-- begin Supplied data --

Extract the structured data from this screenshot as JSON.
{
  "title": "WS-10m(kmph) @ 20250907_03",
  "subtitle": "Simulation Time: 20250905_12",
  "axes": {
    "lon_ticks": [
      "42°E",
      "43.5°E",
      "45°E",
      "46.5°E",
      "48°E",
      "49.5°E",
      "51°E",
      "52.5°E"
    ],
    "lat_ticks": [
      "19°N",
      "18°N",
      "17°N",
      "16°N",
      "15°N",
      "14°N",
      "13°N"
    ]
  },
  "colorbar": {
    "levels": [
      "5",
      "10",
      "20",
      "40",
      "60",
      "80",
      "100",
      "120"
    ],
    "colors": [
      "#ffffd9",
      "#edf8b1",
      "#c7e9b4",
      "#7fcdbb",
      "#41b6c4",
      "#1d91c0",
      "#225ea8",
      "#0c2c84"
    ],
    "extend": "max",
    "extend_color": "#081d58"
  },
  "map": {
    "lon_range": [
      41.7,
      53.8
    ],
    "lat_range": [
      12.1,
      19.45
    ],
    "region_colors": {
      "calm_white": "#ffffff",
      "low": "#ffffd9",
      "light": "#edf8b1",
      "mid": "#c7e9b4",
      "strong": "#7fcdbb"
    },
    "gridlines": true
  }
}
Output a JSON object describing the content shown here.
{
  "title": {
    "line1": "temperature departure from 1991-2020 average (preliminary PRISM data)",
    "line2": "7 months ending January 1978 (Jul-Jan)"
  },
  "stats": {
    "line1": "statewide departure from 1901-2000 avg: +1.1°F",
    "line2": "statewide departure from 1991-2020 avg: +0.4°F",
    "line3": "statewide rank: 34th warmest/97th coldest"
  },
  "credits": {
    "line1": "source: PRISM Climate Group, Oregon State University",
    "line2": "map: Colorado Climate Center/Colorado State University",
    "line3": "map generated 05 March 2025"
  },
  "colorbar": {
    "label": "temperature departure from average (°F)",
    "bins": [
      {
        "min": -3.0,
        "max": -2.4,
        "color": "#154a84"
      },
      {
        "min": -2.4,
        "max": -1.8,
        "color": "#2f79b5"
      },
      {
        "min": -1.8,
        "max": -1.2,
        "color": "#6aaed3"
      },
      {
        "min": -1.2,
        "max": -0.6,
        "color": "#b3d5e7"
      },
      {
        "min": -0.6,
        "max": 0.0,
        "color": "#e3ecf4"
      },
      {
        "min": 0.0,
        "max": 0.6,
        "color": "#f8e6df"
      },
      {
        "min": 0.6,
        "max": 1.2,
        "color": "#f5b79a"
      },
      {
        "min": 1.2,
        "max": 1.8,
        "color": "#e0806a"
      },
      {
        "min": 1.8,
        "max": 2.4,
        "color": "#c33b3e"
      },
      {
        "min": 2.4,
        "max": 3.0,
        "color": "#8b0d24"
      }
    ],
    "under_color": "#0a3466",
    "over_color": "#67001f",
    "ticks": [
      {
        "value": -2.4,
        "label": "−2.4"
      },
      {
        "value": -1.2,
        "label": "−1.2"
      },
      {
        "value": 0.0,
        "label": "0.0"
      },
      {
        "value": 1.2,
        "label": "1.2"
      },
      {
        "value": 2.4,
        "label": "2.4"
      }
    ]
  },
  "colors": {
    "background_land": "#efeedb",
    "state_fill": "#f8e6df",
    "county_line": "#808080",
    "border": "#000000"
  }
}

-- end Supplied data --

### The request
Single out each line of the records above with the string "average" in it, and copy it.

### Correct output
    "line1": "temperature departure from 1991-2020 average (preliminary PRISM data)",
    "label": "temperature departure from average (°F)",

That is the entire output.